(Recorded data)
* * *
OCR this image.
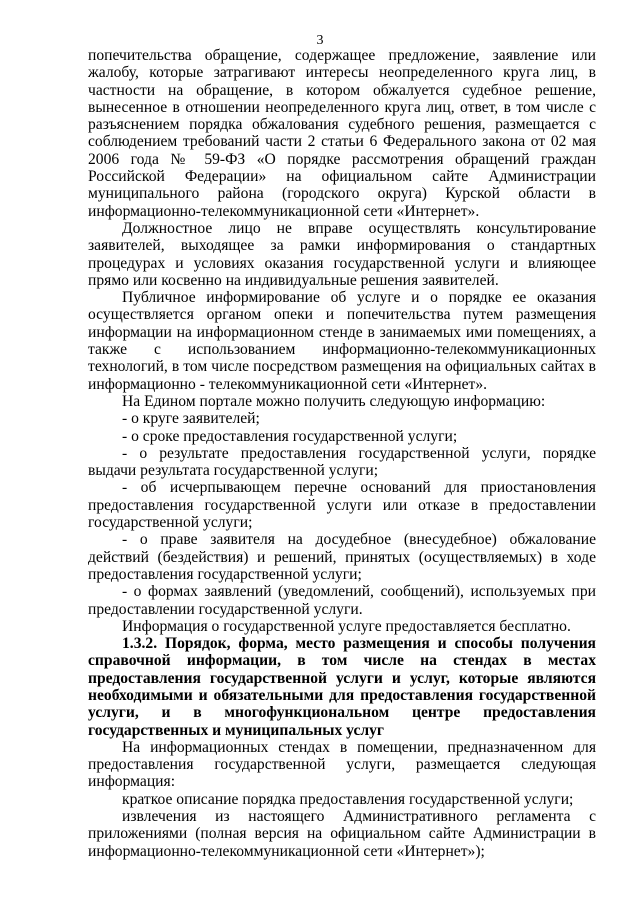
3

попечительства обращение, содержащее предложение, заявление или жалобу, которые затрагивают интересы неопределенного круга лиц, в частности на обращение, в котором обжалуется судебное решение, вынесенное в отношении неопределенного круга лиц, ответ, в том числе с разъяснением порядка обжалования судебного решения, размещается с соблюдением требований части 2 статьи 6 Федерального закона от 02 мая 2006 года № 59-ФЗ «О порядке рассмотрения обращений граждан Российской Федерации» на официальном сайте Администрации муниципального района (городского округа) Курской области в информационно-телекоммуникационной сети «Интернет».

Должностное лицо не вправе осуществлять консультирование заявителей, выходящее за рамки информирования о стандартных процедурах и условиях оказания государственной услуги и влияющее прямо или косвенно на индивидуальные решения заявителей.

Публичное информирование об услуге и о порядке ее оказания осуществляется органом опеки и попечительства путем размещения информации на информационном стенде в занимаемых ими помещениях, а также с использованием информационно-телекоммуникационных технологий, в том числе посредством размещения на официальных сайтах в информационно - телекоммуникационной сети «Интернет».

На Едином портале можно получить следующую информацию:

- о круге заявителей;

- о сроке предоставления государственной услуги;

- о результате предоставления государственной услуги, порядке выдачи результата государственной услуги;

- об исчерпывающем перечне оснований для приостановления предоставления государственной услуги или отказе в предоставлении государственной услуги;

- о праве заявителя на досудебное (внесудебное) обжалование действий (бездействия) и решений, принятых (осуществляемых) в ходе предоставления государственной услуги;

- о формах заявлений (уведомлений, сообщений), используемых при предоставлении государственной услуги.

Информация о государственной услуге предоставляется бесплатно.

1.3.2. Порядок, форма, место размещения и способы получения справочной информации, в том числе на стендах в местах предоставления государственной услуги и услуг, которые являются необходимыми и обязательными для предоставления государственной услуги, и в многофункциональном центре предоставления государственных и муниципальных услуг

На информационных стендах в помещении, предназначенном для предоставления государственной услуги, размещается следующая информация:

краткое описание порядка предоставления государственной услуги;

извлечения из настоящего Административного регламента с приложениями (полная версия на официальном сайте Администрации в информационно-телекоммуникационной сети «Интернет»);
* * *
== WHAT TO DO ==
Show every line of the listing in which the string "услуги" can be found.

== EXERCISE RESPONSE ==
Должностное лицо не вправе осуществлять консультирование заявителей, выходящее за рамки информирования о стандартных процедурах и условиях оказания государственной услуги и влияющее прямо или косвенно на индивидуальные решения заявителей.
- о сроке предоставления государственной услуги;
- о результате предоставления государственной услуги, порядке выдачи результата государственной услуги;
- об исчерпывающем перечне оснований для приостановления предоставления государственной услуги или отказе в предоставлении государственной услуги;
- о праве заявителя на досудебное (внесудебное) обжалование действий (бездействия) и решений, принятых (осуществляемых) в ходе предоставления государственной услуги;
- о формах заявлений (уведомлений, сообщений), используемых при предоставлении государственной услуги.
1.3.2. Порядок, форма, место размещения и способы получения справочной информации, в том числе на стендах в местах предоставления государственной услуги и услуг, которые являются необходимыми и обязательными для предоставления государственной услуги, и в многофункциональном центре предоставления государственных и муниципальных услуг
На информационных стендах в помещении, предназначенном для предоставления государственной услуги, размещается следующая информация:
краткое описание порядка предоставления государственной услуги;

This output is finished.